═══ Extracted records ═══

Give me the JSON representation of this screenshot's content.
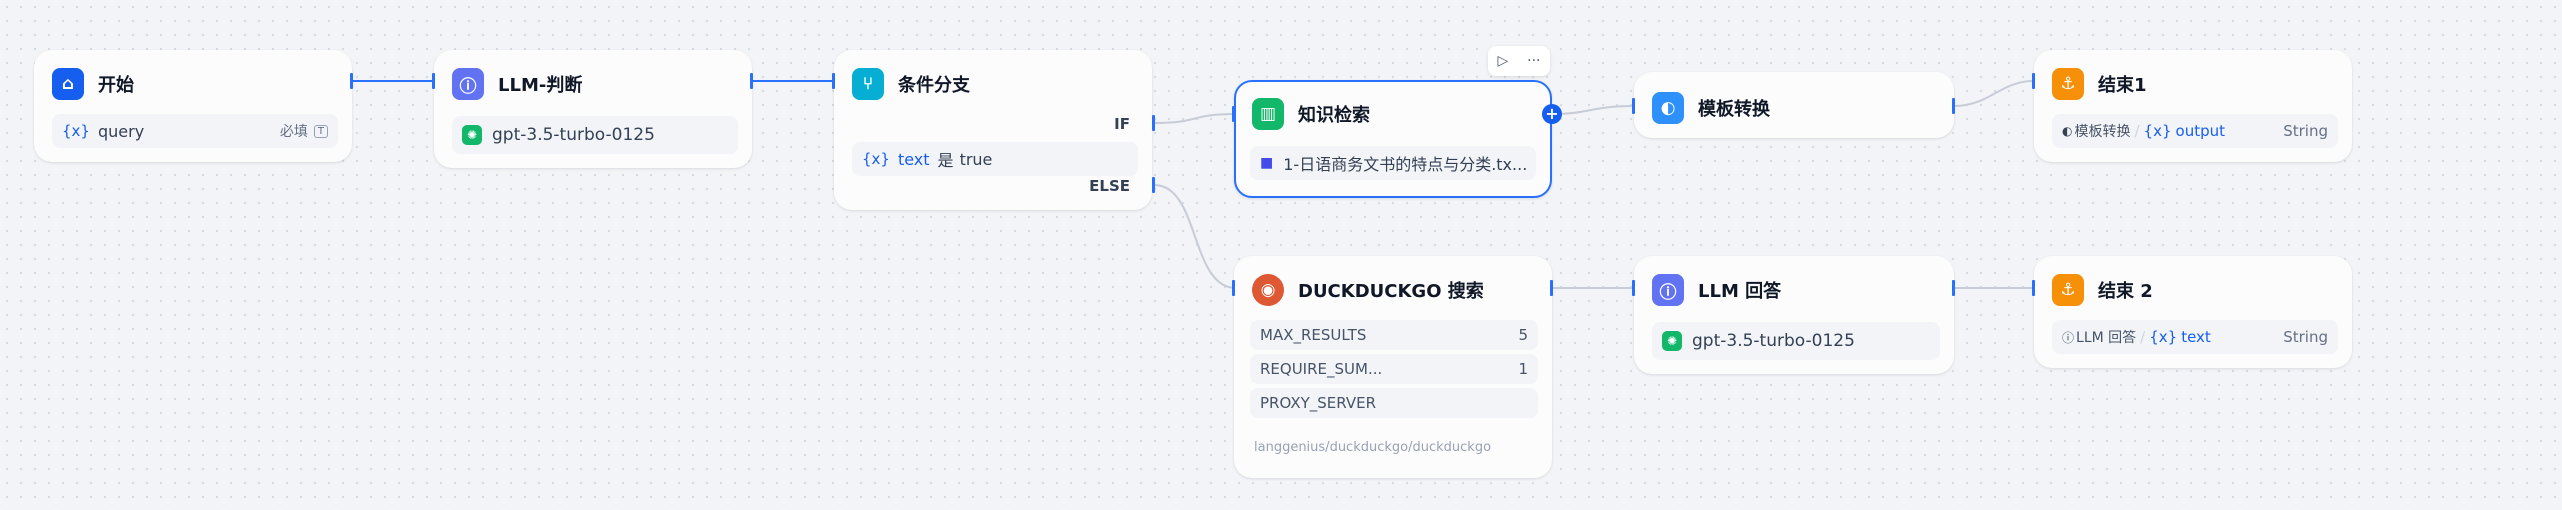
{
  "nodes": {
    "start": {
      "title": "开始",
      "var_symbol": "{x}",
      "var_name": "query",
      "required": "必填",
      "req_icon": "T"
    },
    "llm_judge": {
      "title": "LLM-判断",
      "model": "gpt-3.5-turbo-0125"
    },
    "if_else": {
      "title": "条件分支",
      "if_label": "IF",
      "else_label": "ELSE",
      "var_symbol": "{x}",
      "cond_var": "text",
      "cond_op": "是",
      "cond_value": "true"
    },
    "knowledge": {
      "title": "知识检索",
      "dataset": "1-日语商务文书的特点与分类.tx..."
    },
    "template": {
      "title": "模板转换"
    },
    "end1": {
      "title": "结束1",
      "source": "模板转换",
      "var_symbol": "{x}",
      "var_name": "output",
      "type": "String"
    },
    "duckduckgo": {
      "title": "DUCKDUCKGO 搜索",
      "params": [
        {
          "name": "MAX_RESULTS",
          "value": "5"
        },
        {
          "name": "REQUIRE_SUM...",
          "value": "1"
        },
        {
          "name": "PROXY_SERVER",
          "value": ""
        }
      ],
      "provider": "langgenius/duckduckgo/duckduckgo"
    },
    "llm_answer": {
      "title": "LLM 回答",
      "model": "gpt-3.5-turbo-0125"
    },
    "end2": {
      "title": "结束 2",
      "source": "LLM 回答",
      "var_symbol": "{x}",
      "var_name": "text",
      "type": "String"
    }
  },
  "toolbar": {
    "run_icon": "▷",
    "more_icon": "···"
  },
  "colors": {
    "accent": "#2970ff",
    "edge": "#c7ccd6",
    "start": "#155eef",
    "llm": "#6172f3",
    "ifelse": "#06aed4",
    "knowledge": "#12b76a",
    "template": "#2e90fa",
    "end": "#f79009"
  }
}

═══

# Stated goal:
Set down every record once more, word for word, without pictures.

# Output for this exercise:
Give me the JSON representation of this screenshot's content.
{
  "nodes": {
    "start": {
      "title": "开始",
      "var_symbol": "{x}",
      "var_name": "query",
      "required": "必填",
      "req_icon": "T"
    },
    "llm_judge": {
      "title": "LLM-判断",
      "model": "gpt-3.5-turbo-0125"
    },
    "if_else": {
      "title": "条件分支",
      "if_label": "IF",
      "else_label": "ELSE",
      "var_symbol": "{x}",
      "cond_var": "text",
      "cond_op": "是",
      "cond_value": "true"
    },
    "knowledge": {
      "title": "知识检索",
      "dataset": "1-日语商务文书的特点与分类.tx..."
    },
    "template": {
      "title": "模板转换"
    },
    "end1": {
      "title": "结束1",
      "source": "模板转换",
      "var_symbol": "{x}",
      "var_name": "output",
      "type": "String"
    },
    "duckduckgo": {
      "title": "DUCKDUCKGO 搜索",
      "params": [
        {
          "name": "MAX_RESULTS",
          "value": "5"
        },
        {
          "name": "REQUIRE_SUM...",
          "value": "1"
        },
        {
          "name": "PROXY_SERVER",
          "value": ""
        }
      ],
      "provider": "langgenius/duckduckgo/duckduckgo"
    },
    "llm_answer": {
      "title": "LLM 回答",
      "model": "gpt-3.5-turbo-0125"
    },
    "end2": {
      "title": "结束 2",
      "source": "LLM 回答",
      "var_symbol": "{x}",
      "var_name": "text",
      "type": "String"
    }
  },
  "toolbar": {
    "run_icon": "▷",
    "more_icon": "···"
  },
  "colors": {
    "accent": "#2970ff",
    "edge": "#c7ccd6",
    "start": "#155eef",
    "llm": "#6172f3",
    "ifelse": "#06aed4",
    "knowledge": "#12b76a",
    "template": "#2e90fa",
    "end": "#f79009"
  }
}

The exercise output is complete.